▶ GIVEN REQUEST
Output all of the entries exactly as written.

— BEGIN —

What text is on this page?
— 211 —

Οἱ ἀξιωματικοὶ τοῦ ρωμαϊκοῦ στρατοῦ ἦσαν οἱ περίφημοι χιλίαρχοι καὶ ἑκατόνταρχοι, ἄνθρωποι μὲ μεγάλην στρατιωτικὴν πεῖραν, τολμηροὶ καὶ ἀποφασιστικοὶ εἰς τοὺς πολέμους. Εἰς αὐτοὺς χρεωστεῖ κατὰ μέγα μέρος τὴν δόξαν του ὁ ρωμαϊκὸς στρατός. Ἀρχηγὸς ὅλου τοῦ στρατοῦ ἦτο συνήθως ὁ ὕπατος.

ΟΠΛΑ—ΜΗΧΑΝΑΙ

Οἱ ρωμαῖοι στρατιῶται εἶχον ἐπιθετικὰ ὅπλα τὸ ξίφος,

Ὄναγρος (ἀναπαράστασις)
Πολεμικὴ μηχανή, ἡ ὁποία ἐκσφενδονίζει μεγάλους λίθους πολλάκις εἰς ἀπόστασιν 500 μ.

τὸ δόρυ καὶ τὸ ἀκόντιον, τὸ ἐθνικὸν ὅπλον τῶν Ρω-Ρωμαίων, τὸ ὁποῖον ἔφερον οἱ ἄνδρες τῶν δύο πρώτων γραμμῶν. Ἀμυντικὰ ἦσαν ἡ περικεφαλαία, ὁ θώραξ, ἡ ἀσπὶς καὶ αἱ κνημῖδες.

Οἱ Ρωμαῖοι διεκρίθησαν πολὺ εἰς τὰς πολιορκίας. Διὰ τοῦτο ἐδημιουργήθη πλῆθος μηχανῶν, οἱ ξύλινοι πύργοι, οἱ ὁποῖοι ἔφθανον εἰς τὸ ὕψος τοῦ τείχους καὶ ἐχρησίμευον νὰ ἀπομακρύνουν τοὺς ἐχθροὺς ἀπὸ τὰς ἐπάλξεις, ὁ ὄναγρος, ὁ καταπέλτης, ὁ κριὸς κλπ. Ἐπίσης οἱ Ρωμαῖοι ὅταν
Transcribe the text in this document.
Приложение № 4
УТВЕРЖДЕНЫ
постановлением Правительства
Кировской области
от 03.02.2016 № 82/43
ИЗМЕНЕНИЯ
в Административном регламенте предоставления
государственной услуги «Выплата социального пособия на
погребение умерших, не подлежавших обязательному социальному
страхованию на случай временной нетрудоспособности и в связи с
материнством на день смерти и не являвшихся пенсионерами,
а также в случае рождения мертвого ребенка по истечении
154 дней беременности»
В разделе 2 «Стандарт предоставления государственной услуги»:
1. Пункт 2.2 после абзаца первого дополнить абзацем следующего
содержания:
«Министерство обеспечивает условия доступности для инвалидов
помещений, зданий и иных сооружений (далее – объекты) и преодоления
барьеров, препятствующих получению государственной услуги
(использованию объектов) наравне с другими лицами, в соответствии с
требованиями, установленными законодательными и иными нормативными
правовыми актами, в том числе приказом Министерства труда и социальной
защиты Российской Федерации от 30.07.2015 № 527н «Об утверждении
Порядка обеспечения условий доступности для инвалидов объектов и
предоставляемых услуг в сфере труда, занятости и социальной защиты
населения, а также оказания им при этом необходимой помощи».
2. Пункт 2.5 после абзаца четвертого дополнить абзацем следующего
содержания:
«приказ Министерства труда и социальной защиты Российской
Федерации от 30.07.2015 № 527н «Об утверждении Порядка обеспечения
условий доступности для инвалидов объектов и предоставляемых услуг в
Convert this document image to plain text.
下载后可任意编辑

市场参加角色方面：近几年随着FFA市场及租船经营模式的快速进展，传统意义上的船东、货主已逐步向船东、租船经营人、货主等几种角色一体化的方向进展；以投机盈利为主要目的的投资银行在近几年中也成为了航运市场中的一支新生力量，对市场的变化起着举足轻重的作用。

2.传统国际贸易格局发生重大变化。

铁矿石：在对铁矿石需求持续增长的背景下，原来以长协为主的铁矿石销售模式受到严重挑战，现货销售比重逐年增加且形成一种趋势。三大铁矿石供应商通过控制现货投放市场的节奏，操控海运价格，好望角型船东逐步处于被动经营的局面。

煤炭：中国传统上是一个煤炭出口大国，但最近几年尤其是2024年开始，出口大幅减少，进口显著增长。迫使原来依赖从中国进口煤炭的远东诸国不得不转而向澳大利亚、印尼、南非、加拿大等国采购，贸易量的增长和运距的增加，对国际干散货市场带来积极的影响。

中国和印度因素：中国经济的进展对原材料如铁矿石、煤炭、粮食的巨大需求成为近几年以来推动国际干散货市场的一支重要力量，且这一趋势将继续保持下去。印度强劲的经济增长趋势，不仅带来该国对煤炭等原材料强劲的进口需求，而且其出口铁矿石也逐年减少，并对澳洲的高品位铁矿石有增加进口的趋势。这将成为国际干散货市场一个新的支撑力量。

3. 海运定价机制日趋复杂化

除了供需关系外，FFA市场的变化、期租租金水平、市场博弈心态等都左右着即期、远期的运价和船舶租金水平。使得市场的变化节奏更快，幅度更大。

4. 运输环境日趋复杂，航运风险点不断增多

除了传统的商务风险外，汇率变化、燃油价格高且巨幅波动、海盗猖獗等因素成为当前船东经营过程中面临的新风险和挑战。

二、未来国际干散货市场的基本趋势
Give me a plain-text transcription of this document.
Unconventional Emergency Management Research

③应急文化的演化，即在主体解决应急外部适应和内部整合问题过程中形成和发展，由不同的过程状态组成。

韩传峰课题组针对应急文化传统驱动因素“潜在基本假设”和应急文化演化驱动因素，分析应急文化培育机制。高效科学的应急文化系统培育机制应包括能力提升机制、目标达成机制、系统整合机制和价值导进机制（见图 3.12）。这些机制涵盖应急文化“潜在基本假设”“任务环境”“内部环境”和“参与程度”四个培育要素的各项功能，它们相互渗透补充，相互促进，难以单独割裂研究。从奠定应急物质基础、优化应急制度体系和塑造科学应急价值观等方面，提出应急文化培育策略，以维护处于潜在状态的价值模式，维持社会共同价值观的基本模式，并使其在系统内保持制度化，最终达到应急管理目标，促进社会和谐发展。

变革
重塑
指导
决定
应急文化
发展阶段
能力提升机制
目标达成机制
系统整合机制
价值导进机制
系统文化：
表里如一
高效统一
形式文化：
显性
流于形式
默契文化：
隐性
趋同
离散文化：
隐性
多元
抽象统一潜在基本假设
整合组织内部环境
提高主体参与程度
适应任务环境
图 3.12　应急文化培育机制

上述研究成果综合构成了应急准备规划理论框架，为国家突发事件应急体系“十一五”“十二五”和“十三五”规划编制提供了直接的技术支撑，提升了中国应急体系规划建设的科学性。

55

— END —

▶ FINAL RESULT
What text is on this page?
— 211 —

Οἱ ἀξιωματικοὶ τοῦ ρωμαϊκοῦ στρατοῦ ἦσαν οἱ περίφημοι χιλίαρχοι καὶ ἑκατόνταρχοι, ἄνθρωποι μὲ μεγάλην στρατιωτικὴν πεῖραν, τολμηροὶ καὶ ἀποφασιστικοὶ εἰς τοὺς πολέμους. Εἰς αὐτοὺς χρεωστεῖ κατὰ μέγα μέρος τὴν δόξαν του ὁ ρωμαϊκὸς στρατός. Ἀρχηγὸς ὅλου τοῦ στρατοῦ ἦτο συνήθως ὁ ὕπατος.

ΟΠΛΑ—ΜΗΧΑΝΑΙ

Οἱ ρωμαῖοι στρατιῶται εἶχον ἐπιθετικὰ ὅπλα τὸ ξίφος,

Ὄναγρος (ἀναπαράστασις)
Πολεμικὴ μηχανή, ἡ ὁποία ἐκσφενδονίζει μεγάλους λίθους πολλάκις εἰς ἀπόστασιν 500 μ.

τὸ δόρυ καὶ τὸ ἀκόντιον, τὸ ἐθνικὸν ὅπλον τῶν Ρω-Ρωμαίων, τὸ ὁποῖον ἔφερον οἱ ἄνδρες τῶν δύο πρώτων γραμμῶν. Ἀμυντικὰ ἦσαν ἡ περικεφαλαία, ὁ θώραξ, ἡ ἀσπὶς καὶ αἱ κνημῖδες.

Οἱ Ρωμαῖοι διεκρίθησαν πολὺ εἰς τὰς πολιορκίας. Διὰ τοῦτο ἐδημιουργήθη πλῆθος μηχανῶν, οἱ ξύλινοι πύργοι, οἱ ὁποῖοι ἔφθανον εἰς τὸ ὕψος τοῦ τείχους καὶ ἐχρησίμευον νὰ ἀπομακρύνουν τοὺς ἐχθροὺς ἀπὸ τὰς ἐπάλξεις, ὁ ὄναγρος, ὁ καταπέλτης, ὁ κριὸς κλπ. Ἐπίσης οἱ Ρωμαῖοι ὅταν
Transcribe the text in this document.
Приложение № 4
УТВЕРЖДЕНЫ
постановлением Правительства
Кировской области
от 03.02.2016 № 82/43
ИЗМЕНЕНИЯ
в Административном регламенте предоставления
государственной услуги «Выплата социального пособия на
погребение умерших, не подлежавших обязательному социальному
страхованию на случай временной нетрудоспособности и в связи с
материнством на день смерти и не являвшихся пенсионерами,
а также в случае рождения мертвого ребенка по истечении
154 дней беременности»
В разделе 2 «Стандарт предоставления государственной услуги»:
1. Пункт 2.2 после абзаца первого дополнить абзацем следующего
содержания:
«Министерство обеспечивает условия доступности для инвалидов
помещений, зданий и иных сооружений (далее – объекты) и преодоления
барьеров, препятствующих получению государственной услуги
(использованию объектов) наравне с другими лицами, в соответствии с
требованиями, установленными законодательными и иными нормативными
правовыми актами, в том числе приказом Министерства труда и социальной
защиты Российской Федерации от 30.07.2015 № 527н «Об утверждении
Порядка обеспечения условий доступности для инвалидов объектов и
предоставляемых услуг в сфере труда, занятости и социальной защиты
населения, а также оказания им при этом необходимой помощи».
2. Пункт 2.5 после абзаца четвертого дополнить абзацем следующего
содержания:
«приказ Министерства труда и социальной защиты Российской
Федерации от 30.07.2015 № 527н «Об утверждении Порядка обеспечения
условий доступности для инвалидов объектов и предоставляемых услуг в
Convert this document image to plain text.
下载后可任意编辑

市场参加角色方面：近几年随着FFA市场及租船经营模式的快速进展，传统意义上的船东、货主已逐步向船东、租船经营人、货主等几种角色一体化的方向进展；以投机盈利为主要目的的投资银行在近几年中也成为了航运市场中的一支新生力量，对市场的变化起着举足轻重的作用。

2.传统国际贸易格局发生重大变化。

铁矿石：在对铁矿石需求持续增长的背景下，原来以长协为主的铁矿石销售模式受到严重挑战，现货销售比重逐年增加且形成一种趋势。三大铁矿石供应商通过控制现货投放市场的节奏，操控海运价格，好望角型船东逐步处于被动经营的局面。

煤炭：中国传统上是一个煤炭出口大国，但最近几年尤其是2024年开始，出口大幅减少，进口显著增长。迫使原来依赖从中国进口煤炭的远东诸国不得不转而向澳大利亚、印尼、南非、加拿大等国采购，贸易量的增长和运距的增加，对国际干散货市场带来积极的影响。

中国和印度因素：中国经济的进展对原材料如铁矿石、煤炭、粮食的巨大需求成为近几年以来推动国际干散货市场的一支重要力量，且这一趋势将继续保持下去。印度强劲的经济增长趋势，不仅带来该国对煤炭等原材料强劲的进口需求，而且其出口铁矿石也逐年减少，并对澳洲的高品位铁矿石有增加进口的趋势。这将成为国际干散货市场一个新的支撑力量。

3. 海运定价机制日趋复杂化

除了供需关系外，FFA市场的变化、期租租金水平、市场博弈心态等都左右着即期、远期的运价和船舶租金水平。使得市场的变化节奏更快，幅度更大。

4. 运输环境日趋复杂，航运风险点不断增多

除了传统的商务风险外，汇率变化、燃油价格高且巨幅波动、海盗猖獗等因素成为当前船东经营过程中面临的新风险和挑战。

二、未来国际干散货市场的基本趋势
Give me a plain-text transcription of this document.
Unconventional Emergency Management Research

③应急文化的演化，即在主体解决应急外部适应和内部整合问题过程中形成和发展，由不同的过程状态组成。

韩传峰课题组针对应急文化传统驱动因素“潜在基本假设”和应急文化演化驱动因素，分析应急文化培育机制。高效科学的应急文化系统培育机制应包括能力提升机制、目标达成机制、系统整合机制和价值导进机制（见图 3.12）。这些机制涵盖应急文化“潜在基本假设”“任务环境”“内部环境”和“参与程度”四个培育要素的各项功能，它们相互渗透补充，相互促进，难以单独割裂研究。从奠定应急物质基础、优化应急制度体系和塑造科学应急价值观等方面，提出应急文化培育策略，以维护处于潜在状态的价值模式，维持社会共同价值观的基本模式，并使其在系统内保持制度化，最终达到应急管理目标，促进社会和谐发展。

变革
重塑
指导
决定
应急文化
发展阶段
能力提升机制
目标达成机制
系统整合机制
价值导进机制
系统文化：
表里如一
高效统一
形式文化：
显性
流于形式
默契文化：
隐性
趋同
离散文化：
隐性
多元
抽象统一潜在基本假设
整合组织内部环境
提高主体参与程度
适应任务环境
图 3.12　应急文化培育机制

上述研究成果综合构成了应急准备规划理论框架，为国家突发事件应急体系“十一五”“十二五”和“十三五”规划编制提供了直接的技术支撑，提升了中国应急体系规划建设的科学性。

55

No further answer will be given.